On 6 November 2000, in order to facilitate the lawful participation of the NPA in an investigation in accordance with the decision by the National Assembly, I formally decided to hold a preparatory investigation in terms of s 28(13) of the NPA Act into corruption and/or fraud in connection with the arms deal. At that stage I was the Director of the Investigating Directorate: Serious Economic Offences in the NPA. Section 28(13) empowers the Investigating Director to hear evidence in order to enable him to determine if there are reasonable grounds to conduct an investigation in terms of s 28(1)(a) of the Act. A copy of my decision is annexure ‘LM1’ hereto.
On 13 November 2000 the Auditor-General, the Public Protector and representatives of the NPA and the SIU met and decided to form the JIT to conduct a joint investigation between all the agencies mentioned.
In January 2001 the President decided that the SIU should not be involved in the investigation – the Special Investigating Units and Special Tribunals Act 74 of 1996 required the President’s formal sanction for the investigation – and that instead the NPA in its investigations should focus on allegations and suspicions of criminal conduct in accordance with its mandate and the authorisation of the preparatory investigation dated 6 November 2000.

Data entries:
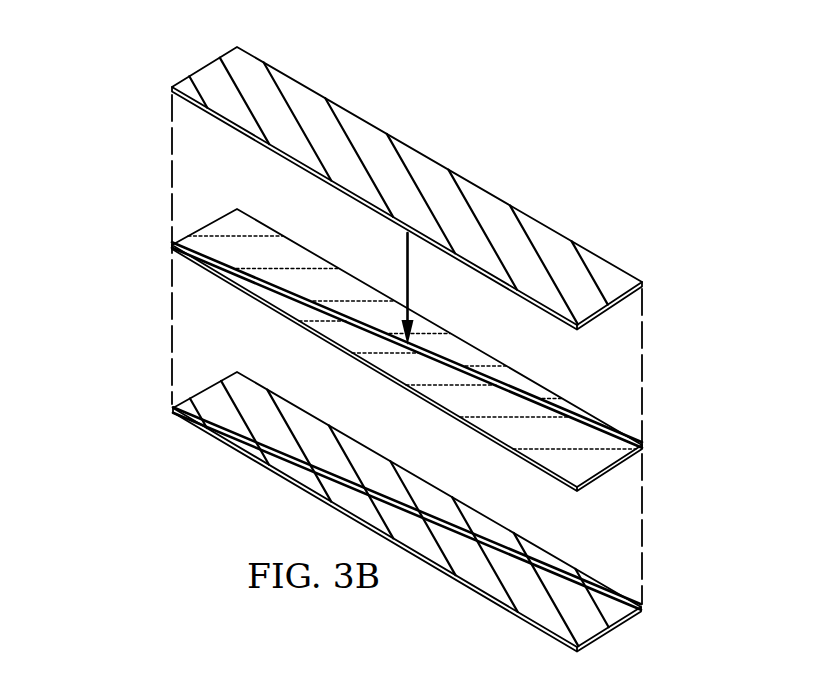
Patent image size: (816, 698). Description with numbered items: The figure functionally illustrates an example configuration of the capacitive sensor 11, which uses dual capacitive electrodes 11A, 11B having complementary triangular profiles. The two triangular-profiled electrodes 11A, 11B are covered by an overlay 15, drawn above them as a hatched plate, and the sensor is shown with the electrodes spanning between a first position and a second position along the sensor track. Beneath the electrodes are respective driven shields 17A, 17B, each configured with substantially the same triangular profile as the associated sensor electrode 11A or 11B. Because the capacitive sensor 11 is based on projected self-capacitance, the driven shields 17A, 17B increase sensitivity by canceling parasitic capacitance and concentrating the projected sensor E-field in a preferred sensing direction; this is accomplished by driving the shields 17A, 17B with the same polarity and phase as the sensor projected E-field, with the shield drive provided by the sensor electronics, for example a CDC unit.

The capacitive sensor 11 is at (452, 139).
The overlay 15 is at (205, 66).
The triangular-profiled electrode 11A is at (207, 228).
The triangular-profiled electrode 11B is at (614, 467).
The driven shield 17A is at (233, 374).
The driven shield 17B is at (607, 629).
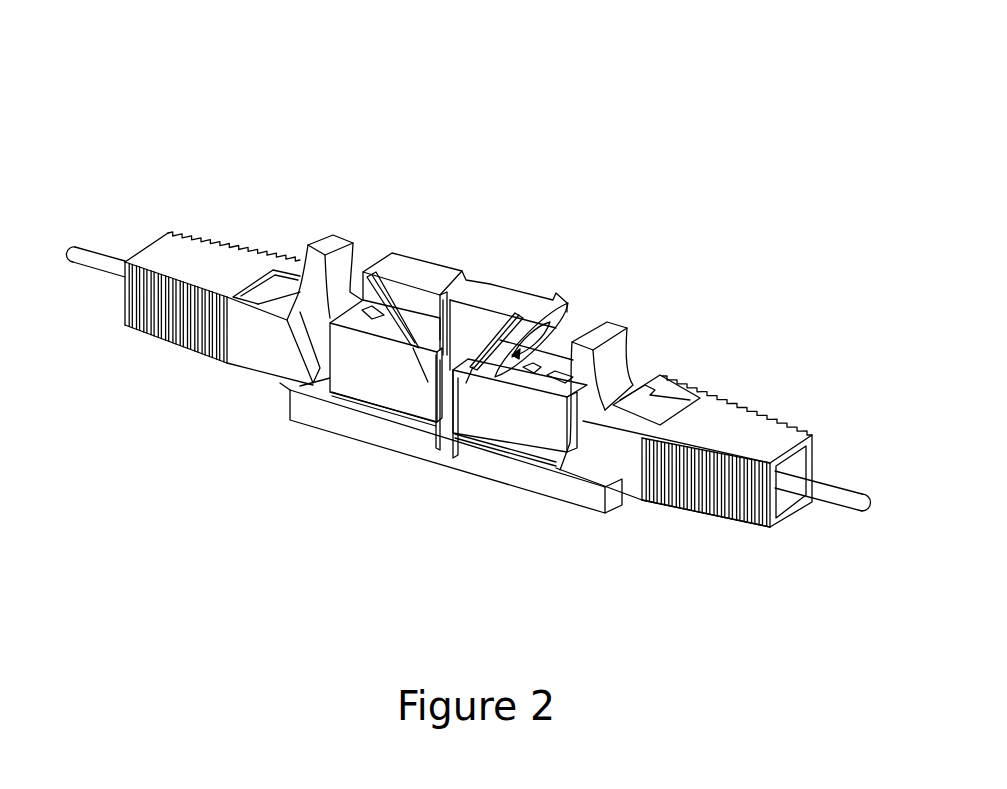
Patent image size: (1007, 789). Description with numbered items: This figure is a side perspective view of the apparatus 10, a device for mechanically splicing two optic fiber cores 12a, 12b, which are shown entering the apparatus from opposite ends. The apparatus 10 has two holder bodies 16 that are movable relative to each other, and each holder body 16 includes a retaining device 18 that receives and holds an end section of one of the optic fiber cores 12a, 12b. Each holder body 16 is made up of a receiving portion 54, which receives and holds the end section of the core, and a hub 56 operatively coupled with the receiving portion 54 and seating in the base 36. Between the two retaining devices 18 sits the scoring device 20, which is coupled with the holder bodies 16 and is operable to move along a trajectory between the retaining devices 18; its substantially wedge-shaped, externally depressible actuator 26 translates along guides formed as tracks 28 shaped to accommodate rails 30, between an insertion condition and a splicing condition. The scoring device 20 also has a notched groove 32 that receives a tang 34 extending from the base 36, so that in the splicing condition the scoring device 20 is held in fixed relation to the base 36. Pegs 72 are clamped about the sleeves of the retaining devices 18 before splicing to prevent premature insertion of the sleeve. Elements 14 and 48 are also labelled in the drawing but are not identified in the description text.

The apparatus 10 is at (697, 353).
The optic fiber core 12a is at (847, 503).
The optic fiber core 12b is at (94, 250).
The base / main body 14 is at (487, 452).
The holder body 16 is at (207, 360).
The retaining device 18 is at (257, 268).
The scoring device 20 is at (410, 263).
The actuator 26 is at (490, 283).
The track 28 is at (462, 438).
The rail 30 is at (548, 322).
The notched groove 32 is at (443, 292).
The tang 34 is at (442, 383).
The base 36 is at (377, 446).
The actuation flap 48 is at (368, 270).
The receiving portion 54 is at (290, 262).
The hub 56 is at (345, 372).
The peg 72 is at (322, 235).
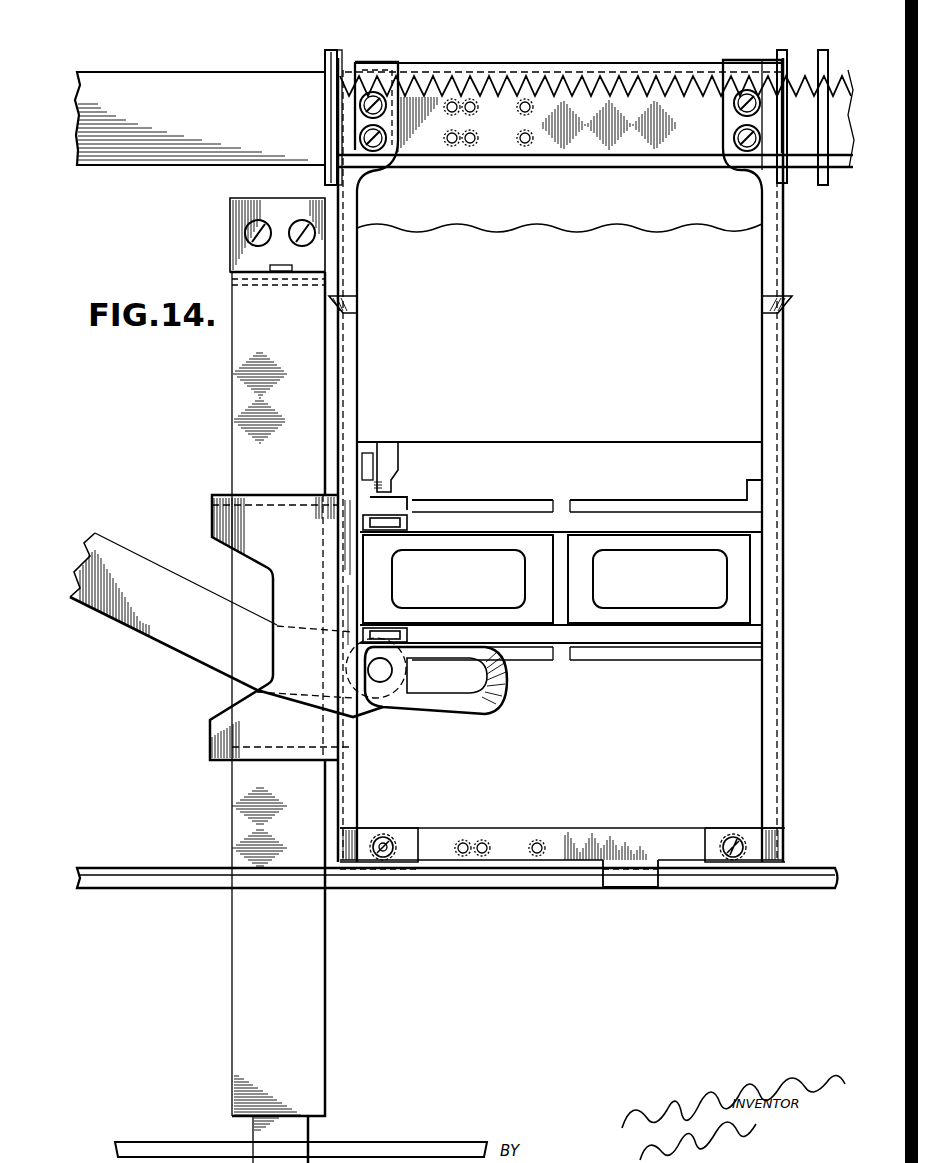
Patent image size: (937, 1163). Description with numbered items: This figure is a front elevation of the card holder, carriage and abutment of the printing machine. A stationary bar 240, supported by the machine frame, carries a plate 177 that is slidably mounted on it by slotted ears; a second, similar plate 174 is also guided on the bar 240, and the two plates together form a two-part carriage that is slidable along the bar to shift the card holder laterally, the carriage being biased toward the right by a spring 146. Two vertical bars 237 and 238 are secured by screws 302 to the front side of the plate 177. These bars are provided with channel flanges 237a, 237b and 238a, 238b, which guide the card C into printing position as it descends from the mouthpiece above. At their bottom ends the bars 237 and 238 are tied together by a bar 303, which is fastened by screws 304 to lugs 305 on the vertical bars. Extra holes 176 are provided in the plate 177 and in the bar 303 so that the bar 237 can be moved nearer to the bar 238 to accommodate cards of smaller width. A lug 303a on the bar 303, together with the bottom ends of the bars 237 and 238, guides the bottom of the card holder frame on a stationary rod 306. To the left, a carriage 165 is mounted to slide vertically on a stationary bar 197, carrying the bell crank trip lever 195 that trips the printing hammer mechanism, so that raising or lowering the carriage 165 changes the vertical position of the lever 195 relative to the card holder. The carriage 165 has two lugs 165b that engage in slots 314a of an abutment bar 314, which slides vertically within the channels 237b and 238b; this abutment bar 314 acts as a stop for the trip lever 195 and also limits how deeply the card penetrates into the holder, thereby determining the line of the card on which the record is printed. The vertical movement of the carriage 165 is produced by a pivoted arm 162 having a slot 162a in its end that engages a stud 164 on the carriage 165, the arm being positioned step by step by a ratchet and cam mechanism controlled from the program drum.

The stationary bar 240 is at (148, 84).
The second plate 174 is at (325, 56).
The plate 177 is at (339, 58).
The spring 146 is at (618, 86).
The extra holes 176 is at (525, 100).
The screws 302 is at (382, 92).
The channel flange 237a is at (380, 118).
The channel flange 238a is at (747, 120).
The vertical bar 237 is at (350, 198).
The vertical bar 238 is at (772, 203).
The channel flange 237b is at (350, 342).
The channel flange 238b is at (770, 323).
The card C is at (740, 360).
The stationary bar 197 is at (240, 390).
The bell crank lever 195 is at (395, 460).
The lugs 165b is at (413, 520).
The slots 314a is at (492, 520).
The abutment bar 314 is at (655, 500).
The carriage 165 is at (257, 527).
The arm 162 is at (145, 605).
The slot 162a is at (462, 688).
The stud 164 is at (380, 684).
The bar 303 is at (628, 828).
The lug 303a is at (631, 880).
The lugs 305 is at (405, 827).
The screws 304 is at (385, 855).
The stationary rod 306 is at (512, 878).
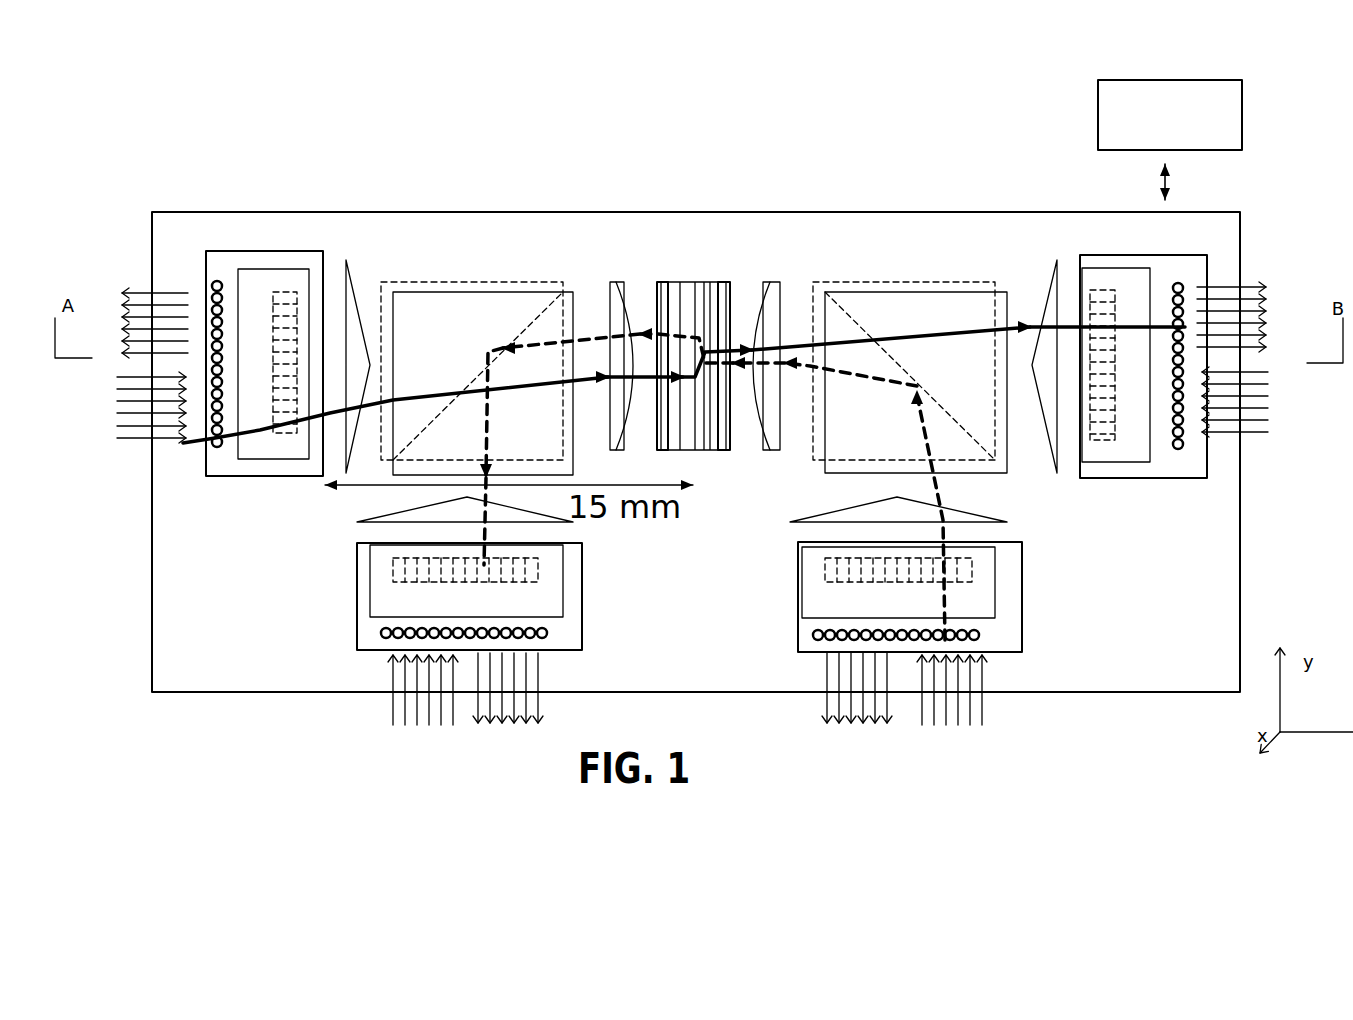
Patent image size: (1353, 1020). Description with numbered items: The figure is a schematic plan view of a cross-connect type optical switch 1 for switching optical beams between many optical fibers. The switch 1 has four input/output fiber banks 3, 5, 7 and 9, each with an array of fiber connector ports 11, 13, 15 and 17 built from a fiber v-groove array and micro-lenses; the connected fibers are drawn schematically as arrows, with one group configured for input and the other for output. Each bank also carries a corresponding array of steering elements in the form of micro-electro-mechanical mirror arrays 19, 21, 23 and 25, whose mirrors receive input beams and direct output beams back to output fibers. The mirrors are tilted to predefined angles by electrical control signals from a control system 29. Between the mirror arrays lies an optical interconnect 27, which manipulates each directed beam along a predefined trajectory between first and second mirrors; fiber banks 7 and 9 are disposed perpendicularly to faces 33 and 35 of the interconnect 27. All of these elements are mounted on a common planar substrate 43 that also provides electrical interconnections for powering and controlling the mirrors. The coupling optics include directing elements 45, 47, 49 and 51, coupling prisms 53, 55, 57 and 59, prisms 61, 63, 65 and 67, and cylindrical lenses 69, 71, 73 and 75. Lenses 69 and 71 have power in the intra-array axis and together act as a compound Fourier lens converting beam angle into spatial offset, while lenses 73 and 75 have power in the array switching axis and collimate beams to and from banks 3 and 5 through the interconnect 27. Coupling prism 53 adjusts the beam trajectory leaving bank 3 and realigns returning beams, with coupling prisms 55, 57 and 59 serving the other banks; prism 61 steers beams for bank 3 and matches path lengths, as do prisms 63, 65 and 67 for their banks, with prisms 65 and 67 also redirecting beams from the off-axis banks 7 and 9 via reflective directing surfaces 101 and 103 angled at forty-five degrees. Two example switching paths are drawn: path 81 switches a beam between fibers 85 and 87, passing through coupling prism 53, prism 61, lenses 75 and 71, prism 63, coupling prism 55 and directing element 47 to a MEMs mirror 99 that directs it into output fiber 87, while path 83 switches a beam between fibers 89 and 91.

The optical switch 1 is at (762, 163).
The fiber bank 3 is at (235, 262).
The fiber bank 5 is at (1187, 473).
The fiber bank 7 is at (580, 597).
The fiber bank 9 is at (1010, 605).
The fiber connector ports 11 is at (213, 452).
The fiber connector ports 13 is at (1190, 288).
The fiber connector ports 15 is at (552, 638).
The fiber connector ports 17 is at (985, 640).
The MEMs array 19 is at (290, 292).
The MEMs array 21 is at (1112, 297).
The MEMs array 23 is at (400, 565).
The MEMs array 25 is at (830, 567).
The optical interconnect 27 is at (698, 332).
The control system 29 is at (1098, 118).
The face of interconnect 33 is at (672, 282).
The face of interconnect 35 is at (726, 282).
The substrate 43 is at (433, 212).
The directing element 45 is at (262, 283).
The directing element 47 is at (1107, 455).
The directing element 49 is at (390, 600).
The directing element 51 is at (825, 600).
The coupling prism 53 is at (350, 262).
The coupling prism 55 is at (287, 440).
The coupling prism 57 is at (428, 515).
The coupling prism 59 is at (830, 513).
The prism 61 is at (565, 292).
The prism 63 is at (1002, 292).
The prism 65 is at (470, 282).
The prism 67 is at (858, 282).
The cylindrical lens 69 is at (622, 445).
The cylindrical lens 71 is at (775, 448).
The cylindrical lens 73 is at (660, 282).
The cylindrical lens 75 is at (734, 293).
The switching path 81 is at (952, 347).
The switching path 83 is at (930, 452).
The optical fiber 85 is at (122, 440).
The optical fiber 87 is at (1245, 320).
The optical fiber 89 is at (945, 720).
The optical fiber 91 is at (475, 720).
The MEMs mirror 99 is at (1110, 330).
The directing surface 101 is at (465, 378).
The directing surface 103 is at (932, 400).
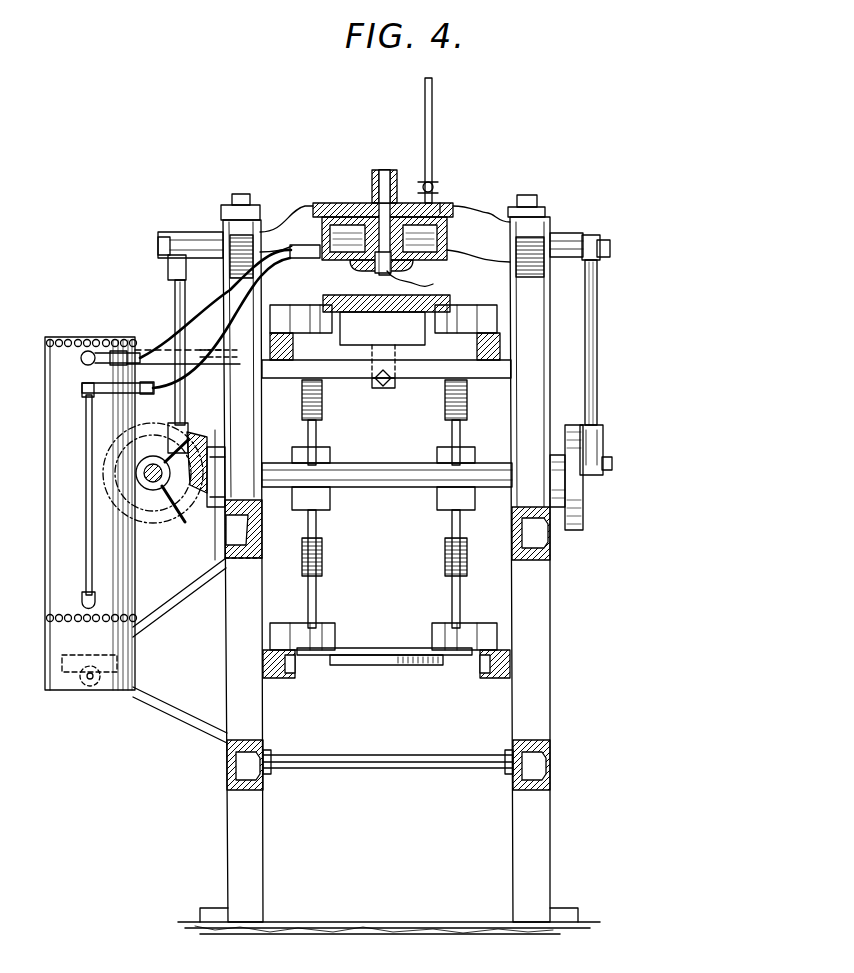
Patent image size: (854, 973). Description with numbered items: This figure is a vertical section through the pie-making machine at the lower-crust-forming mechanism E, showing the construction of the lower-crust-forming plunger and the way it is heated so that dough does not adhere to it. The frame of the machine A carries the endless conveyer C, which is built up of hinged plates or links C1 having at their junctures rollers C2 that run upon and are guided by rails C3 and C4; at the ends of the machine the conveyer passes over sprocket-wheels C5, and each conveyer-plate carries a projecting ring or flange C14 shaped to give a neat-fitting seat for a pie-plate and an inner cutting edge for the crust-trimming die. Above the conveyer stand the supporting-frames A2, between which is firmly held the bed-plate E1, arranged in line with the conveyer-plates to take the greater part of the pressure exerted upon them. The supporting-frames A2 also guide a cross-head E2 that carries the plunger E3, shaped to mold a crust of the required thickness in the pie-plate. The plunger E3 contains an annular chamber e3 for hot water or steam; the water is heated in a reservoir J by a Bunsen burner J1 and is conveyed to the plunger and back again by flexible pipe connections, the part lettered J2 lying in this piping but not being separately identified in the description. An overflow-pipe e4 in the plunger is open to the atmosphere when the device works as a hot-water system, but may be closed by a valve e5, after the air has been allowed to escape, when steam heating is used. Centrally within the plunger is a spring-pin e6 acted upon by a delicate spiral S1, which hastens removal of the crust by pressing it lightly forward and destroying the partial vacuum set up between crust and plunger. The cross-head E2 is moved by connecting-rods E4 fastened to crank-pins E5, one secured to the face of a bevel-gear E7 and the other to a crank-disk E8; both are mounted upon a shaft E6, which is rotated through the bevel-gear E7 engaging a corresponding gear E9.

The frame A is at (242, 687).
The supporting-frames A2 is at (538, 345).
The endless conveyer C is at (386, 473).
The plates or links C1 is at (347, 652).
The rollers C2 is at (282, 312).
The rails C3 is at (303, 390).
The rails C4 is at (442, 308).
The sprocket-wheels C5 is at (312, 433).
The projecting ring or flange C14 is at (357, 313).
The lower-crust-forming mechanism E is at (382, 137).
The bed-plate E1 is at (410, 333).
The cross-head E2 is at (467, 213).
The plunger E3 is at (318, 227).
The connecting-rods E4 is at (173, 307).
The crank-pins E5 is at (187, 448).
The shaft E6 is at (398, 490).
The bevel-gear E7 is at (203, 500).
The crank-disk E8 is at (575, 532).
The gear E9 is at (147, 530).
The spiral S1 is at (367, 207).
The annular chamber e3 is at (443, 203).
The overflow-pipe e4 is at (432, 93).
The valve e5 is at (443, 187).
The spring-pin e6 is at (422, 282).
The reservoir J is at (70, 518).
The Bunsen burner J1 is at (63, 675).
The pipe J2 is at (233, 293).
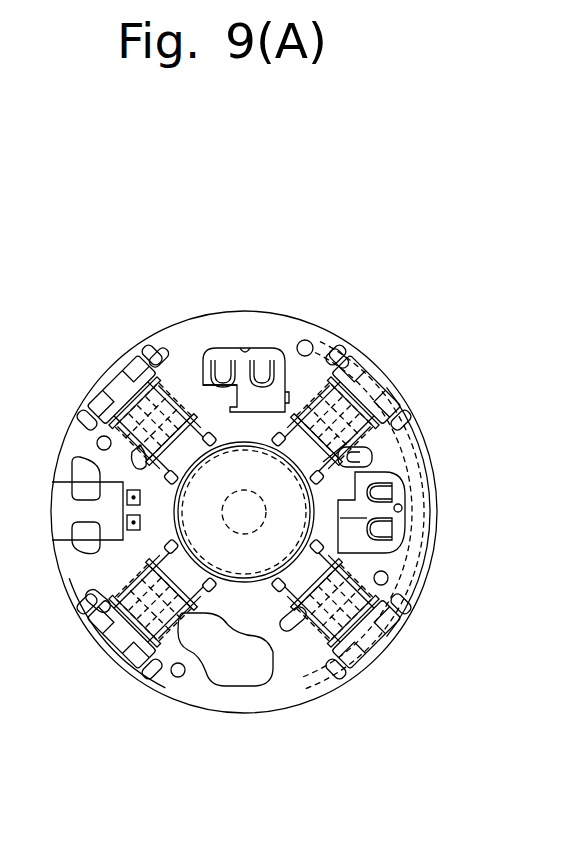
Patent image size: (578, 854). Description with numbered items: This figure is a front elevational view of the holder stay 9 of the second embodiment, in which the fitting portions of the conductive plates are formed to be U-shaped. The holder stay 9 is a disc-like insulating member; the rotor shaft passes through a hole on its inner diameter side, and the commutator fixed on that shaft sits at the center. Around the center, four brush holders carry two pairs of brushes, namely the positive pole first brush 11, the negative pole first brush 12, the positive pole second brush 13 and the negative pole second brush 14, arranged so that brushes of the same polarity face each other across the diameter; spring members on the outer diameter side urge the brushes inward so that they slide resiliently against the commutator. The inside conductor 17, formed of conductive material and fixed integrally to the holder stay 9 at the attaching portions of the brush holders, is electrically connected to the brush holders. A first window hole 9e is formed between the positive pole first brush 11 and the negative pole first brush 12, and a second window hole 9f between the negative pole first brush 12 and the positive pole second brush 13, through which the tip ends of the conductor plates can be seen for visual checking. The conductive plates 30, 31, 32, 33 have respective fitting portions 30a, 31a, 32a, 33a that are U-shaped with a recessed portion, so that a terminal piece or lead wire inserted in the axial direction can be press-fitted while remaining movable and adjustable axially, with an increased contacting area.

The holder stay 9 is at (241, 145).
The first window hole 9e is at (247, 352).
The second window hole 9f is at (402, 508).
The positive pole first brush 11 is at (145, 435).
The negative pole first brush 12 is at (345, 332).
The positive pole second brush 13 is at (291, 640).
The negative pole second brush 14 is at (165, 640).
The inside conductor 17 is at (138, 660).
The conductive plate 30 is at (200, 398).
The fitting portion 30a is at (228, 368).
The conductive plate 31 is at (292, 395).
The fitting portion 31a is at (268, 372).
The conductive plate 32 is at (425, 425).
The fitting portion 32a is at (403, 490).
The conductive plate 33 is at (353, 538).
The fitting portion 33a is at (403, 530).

Exercises to complete =
A: In the passage on the arms deal investigation, on what date did the Auditor-General, the Public Protector and representatives of the NPA and the SIU meet and decide to form the JIT?
B: Reproduce a portion of the passage on the arms deal investigation without alteration, beginning at the words "In January 2001" and stopping after "6 November 2000.".

Problem solutions =
A: 13 November 2000

B:
In January 2001 the President decided that the SIU should not be involved in the investigation – the Special Investigating Units and Special Tribunals Act 74 of 1996 required the President’s formal sanction for the investigation – and that instead the NPA in its investigations should focus on allegations and suspicions of criminal conduct in accordance with its mandate and the authorisation of the preparatory investigation dated 6 November 2000.